Dataset records
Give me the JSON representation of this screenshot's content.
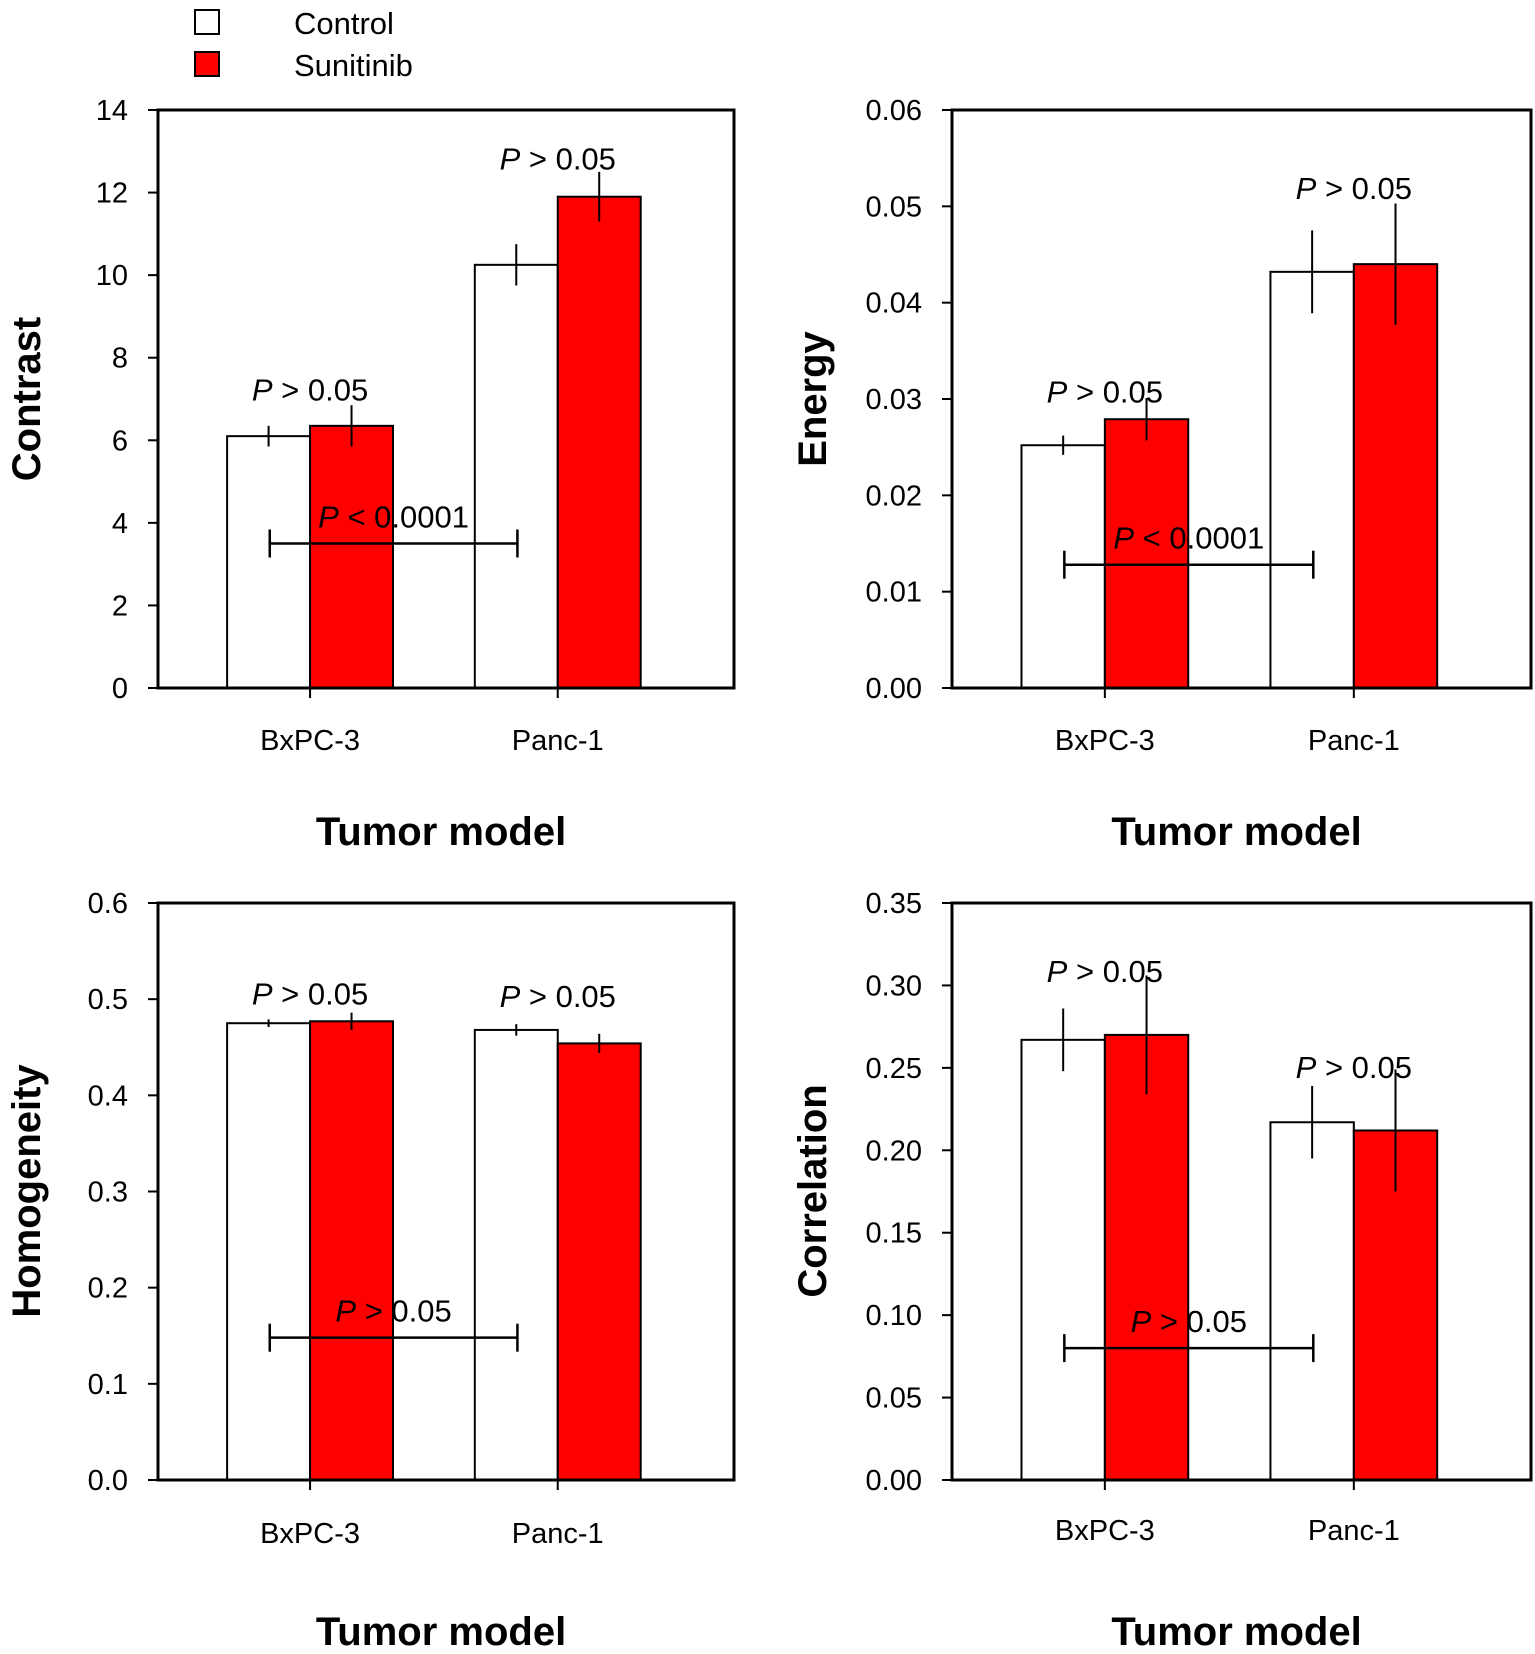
{
  "legend": {
    "control_label": "Control",
    "sunitinib_label": "Sunitinib",
    "control_color": "#ffffff",
    "sunitinib_color": "#ff0000"
  },
  "chart_data": [
    {
      "id": "contrast",
      "type": "bar",
      "ylabel": "Contrast",
      "xlabel": "Tumor model",
      "categories": [
        "BxPC-3",
        "Panc-1"
      ],
      "ylim": [
        0,
        14
      ],
      "yticks": [
        0,
        2,
        4,
        6,
        8,
        10,
        12,
        14
      ],
      "ytick_labels": [
        "0",
        "2",
        "4",
        "6",
        "8",
        "10",
        "12",
        "14"
      ],
      "series": [
        {
          "name": "Control",
          "values": [
            6.1,
            10.25
          ],
          "errors": [
            0.25,
            0.5
          ]
        },
        {
          "name": "Sunitinib",
          "values": [
            6.35,
            11.9
          ],
          "errors": [
            0.5,
            0.6
          ]
        }
      ],
      "annotations": [
        {
          "text": "P > 0.05",
          "category": 0,
          "y": 7.2
        },
        {
          "text": "P > 0.05",
          "category": 1,
          "y": 12.8
        }
      ],
      "bracket": {
        "text": "P < 0.0001",
        "y": 3.5
      }
    },
    {
      "id": "energy",
      "type": "bar",
      "ylabel": "Energy",
      "xlabel": "Tumor model",
      "categories": [
        "BxPC-3",
        "Panc-1"
      ],
      "ylim": [
        0,
        0.06
      ],
      "yticks": [
        0,
        0.01,
        0.02,
        0.03,
        0.04,
        0.05,
        0.06
      ],
      "ytick_labels": [
        "0.00",
        "0.01",
        "0.02",
        "0.03",
        "0.04",
        "0.05",
        "0.06"
      ],
      "series": [
        {
          "name": "Control",
          "values": [
            0.0252,
            0.0432
          ],
          "errors": [
            0.001,
            0.0043
          ]
        },
        {
          "name": "Sunitinib",
          "values": [
            0.0279,
            0.044
          ],
          "errors": [
            0.0022,
            0.0063
          ]
        }
      ],
      "annotations": [
        {
          "text": "P > 0.05",
          "category": 0,
          "y": 0.0307
        },
        {
          "text": "P > 0.05",
          "category": 1,
          "y": 0.0518
        }
      ],
      "bracket": {
        "text": "P < 0.0001",
        "y": 0.0128
      }
    },
    {
      "id": "homogeneity",
      "type": "bar",
      "ylabel": "Homogeneity",
      "xlabel": "Tumor model",
      "categories": [
        "BxPC-3",
        "Panc-1"
      ],
      "ylim": [
        0,
        0.6
      ],
      "yticks": [
        0,
        0.1,
        0.2,
        0.3,
        0.4,
        0.5,
        0.6
      ],
      "ytick_labels": [
        "0.0",
        "0.1",
        "0.2",
        "0.3",
        "0.4",
        "0.5",
        "0.6"
      ],
      "series": [
        {
          "name": "Control",
          "values": [
            0.475,
            0.468
          ],
          "errors": [
            0.004,
            0.006
          ]
        },
        {
          "name": "Sunitinib",
          "values": [
            0.477,
            0.454
          ],
          "errors": [
            0.009,
            0.01
          ]
        }
      ],
      "annotations": [
        {
          "text": "P > 0.05",
          "category": 0,
          "y": 0.505
        },
        {
          "text": "P > 0.05",
          "category": 1,
          "y": 0.502
        }
      ],
      "bracket": {
        "text": "P > 0.05",
        "y": 0.148
      }
    },
    {
      "id": "correlation",
      "type": "bar",
      "ylabel": "Correlation",
      "xlabel": "Tumor model",
      "categories": [
        "BxPC-3",
        "Panc-1"
      ],
      "ylim": [
        0,
        0.35
      ],
      "yticks": [
        0,
        0.05,
        0.1,
        0.15,
        0.2,
        0.25,
        0.3,
        0.35
      ],
      "ytick_labels": [
        "0.00",
        "0.05",
        "0.10",
        "0.15",
        "0.20",
        "0.25",
        "0.30",
        "0.35"
      ],
      "series": [
        {
          "name": "Control",
          "values": [
            0.267,
            0.217
          ],
          "errors": [
            0.019,
            0.022
          ]
        },
        {
          "name": "Sunitinib",
          "values": [
            0.27,
            0.212
          ],
          "errors": [
            0.036,
            0.037
          ]
        }
      ],
      "annotations": [
        {
          "text": "P > 0.05",
          "category": 0,
          "y": 0.308
        },
        {
          "text": "P > 0.05",
          "category": 1,
          "y": 0.25
        }
      ],
      "bracket": {
        "text": "P > 0.05",
        "y": 0.08
      }
    }
  ]
}
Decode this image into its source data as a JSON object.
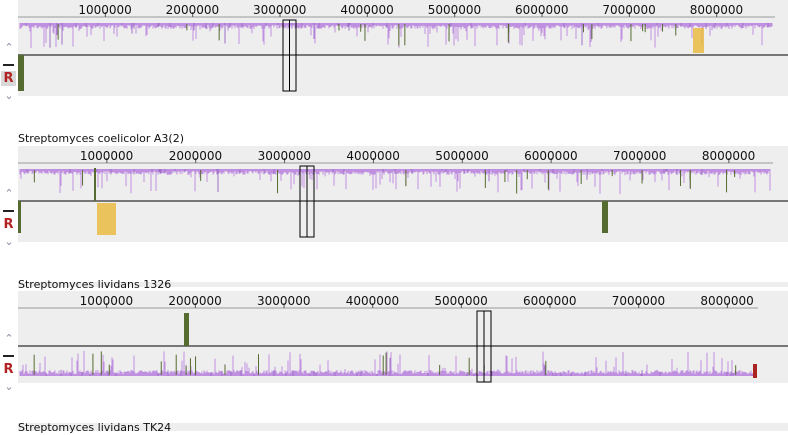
{
  "colors": {
    "panel_bg": "#eeeeee",
    "lcb_purple": "#c090e0",
    "lcb_purple_dark": "#a070c8",
    "lcb_olive": "#556b2f",
    "lcb_yellow": "#e8b838",
    "lcb_red": "#aa2222",
    "axis": "#000000",
    "selection_box": "#000000"
  },
  "controls": {
    "up_icon": "chevron-up-icon",
    "down_icon": "chevron-down-icon",
    "minus_icon": "minus-icon",
    "reverse_label": "R"
  },
  "panels": [
    {
      "genome_name": "Streptomyces coelicolor A3(2)",
      "ticks": [
        "1000000",
        "2000000",
        "3000000",
        "4000000",
        "5000000",
        "6000000",
        "7000000",
        "8000000"
      ],
      "tick_values": [
        1000000,
        2000000,
        3000000,
        4000000,
        5000000,
        6000000,
        7000000,
        8000000
      ],
      "genome_length": 8667507,
      "reverse_selected": true
    },
    {
      "genome_name": "Streptomyces lividans 1326",
      "ticks": [
        "1000000",
        "2000000",
        "3000000",
        "4000000",
        "5000000",
        "6000000",
        "7000000",
        "8000000"
      ],
      "tick_values": [
        1000000,
        2000000,
        3000000,
        4000000,
        5000000,
        6000000,
        7000000,
        8000000
      ],
      "genome_length": 8496762,
      "reverse_selected": false
    },
    {
      "genome_name": "Streptomyces lividans TK24",
      "ticks": [
        "1000000",
        "2000000",
        "3000000",
        "4000000",
        "5000000",
        "6000000",
        "7000000",
        "8000000"
      ],
      "tick_values": [
        1000000,
        2000000,
        3000000,
        4000000,
        5000000,
        6000000,
        7000000,
        8000000
      ],
      "genome_length": 8345283,
      "reverse_selected": false
    }
  ]
}
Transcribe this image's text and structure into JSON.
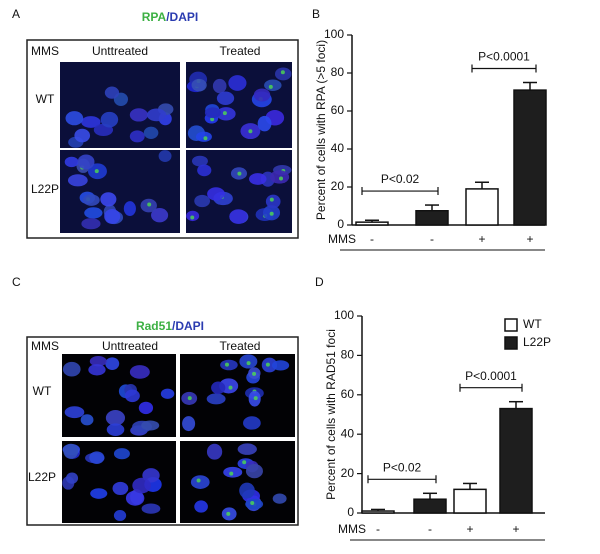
{
  "image_panels": [
    {
      "letter": "A",
      "title_parts": [
        "RPA",
        "/DAPI"
      ],
      "row_header": "MMS",
      "columns": [
        "Unttreated",
        "Treated"
      ],
      "rows": [
        "WT",
        "L22P"
      ]
    },
    {
      "letter": "C",
      "title_parts": [
        "Rad51",
        "/DAPI"
      ],
      "row_header": "MMS",
      "columns": [
        "Unttreated",
        "Treated"
      ],
      "rows": [
        "WT",
        "L22P"
      ]
    }
  ],
  "chart_data": [
    {
      "type": "bar",
      "letter": "B",
      "y_label": "Percent of cells with RPA  (>5 foci)",
      "x_row_label": "MMS",
      "categories": [
        "-",
        "-",
        "+",
        "+"
      ],
      "values": [
        1.5,
        7.5,
        19,
        71
      ],
      "errors": [
        1,
        3,
        3.5,
        4
      ],
      "colors": [
        "#ffffff",
        "#1e1e1e",
        "#ffffff",
        "#1e1e1e"
      ],
      "annotations": [
        "P<0.02",
        "P<0.0001"
      ],
      "ylim": [
        0,
        100
      ],
      "yticks": [
        0,
        20,
        40,
        60,
        80,
        100
      ]
    },
    {
      "type": "bar",
      "letter": "D",
      "y_label": "Percent of cells with  RAD51  foci",
      "x_row_label": "MMS",
      "categories": [
        "-",
        "-",
        "+",
        "+"
      ],
      "values": [
        1,
        7,
        12,
        53
      ],
      "errors": [
        0.8,
        3,
        3,
        3.5
      ],
      "colors": [
        "#ffffff",
        "#1e1e1e",
        "#ffffff",
        "#1e1e1e"
      ],
      "annotations": [
        "P<0.02",
        "P<0.0001"
      ],
      "legend": [
        {
          "label": "WT",
          "color": "#ffffff"
        },
        {
          "label": "L22P",
          "color": "#1e1e1e"
        }
      ],
      "ylim": [
        0,
        100
      ],
      "yticks": [
        0,
        20,
        40,
        60,
        80,
        100
      ]
    }
  ]
}
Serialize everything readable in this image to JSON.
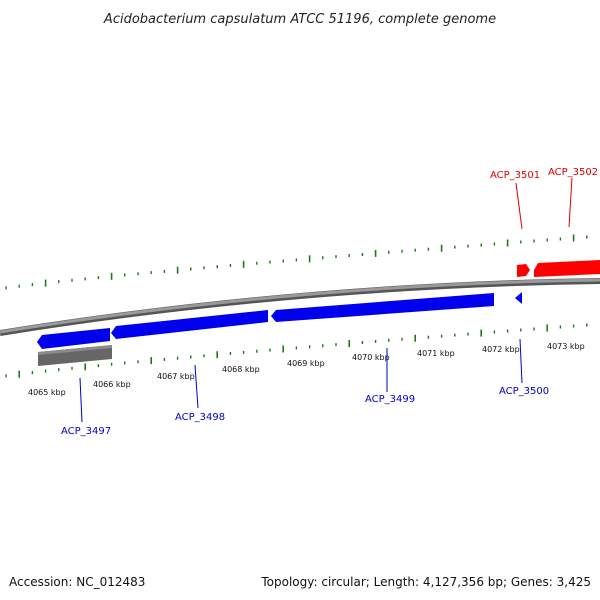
{
  "title": "Acidobacterium capsulatum ATCC 51196, complete genome",
  "footer": {
    "accession": "Accession: NC_012483",
    "summary": "Topology: circular; Length: 4,127,356 bp; Genes: 3,425"
  },
  "colors": {
    "forward_gene": "#ff0000",
    "reverse_gene": "#0000ee",
    "other_feature": "#666666",
    "backbone": "#888888",
    "ticks": "#1a7a1a",
    "forward_label": "#dd0000",
    "reverse_label": "#0000cc"
  },
  "scale": {
    "kbp_labels": [
      "4065 kbp",
      "4066 kbp",
      "4067 kbp",
      "4068 kbp",
      "4069 kbp",
      "4070 kbp",
      "4071 kbp",
      "4072 kbp",
      "4073 kbp"
    ]
  },
  "genes": {
    "forward": [
      {
        "id": "ACP_3501"
      },
      {
        "id": "ACP_3502"
      }
    ],
    "reverse": [
      {
        "id": "ACP_3497"
      },
      {
        "id": "ACP_3498"
      },
      {
        "id": "ACP_3499"
      },
      {
        "id": "ACP_3500"
      }
    ]
  }
}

Work instruction
All the lines that hold the word "icon" must appear in the answer, copied from the records.

Answer box
    "up_icon": "chevron-up-icon",
    "down_icon": "chevron-down-icon",
    "minus_icon": "minus-icon",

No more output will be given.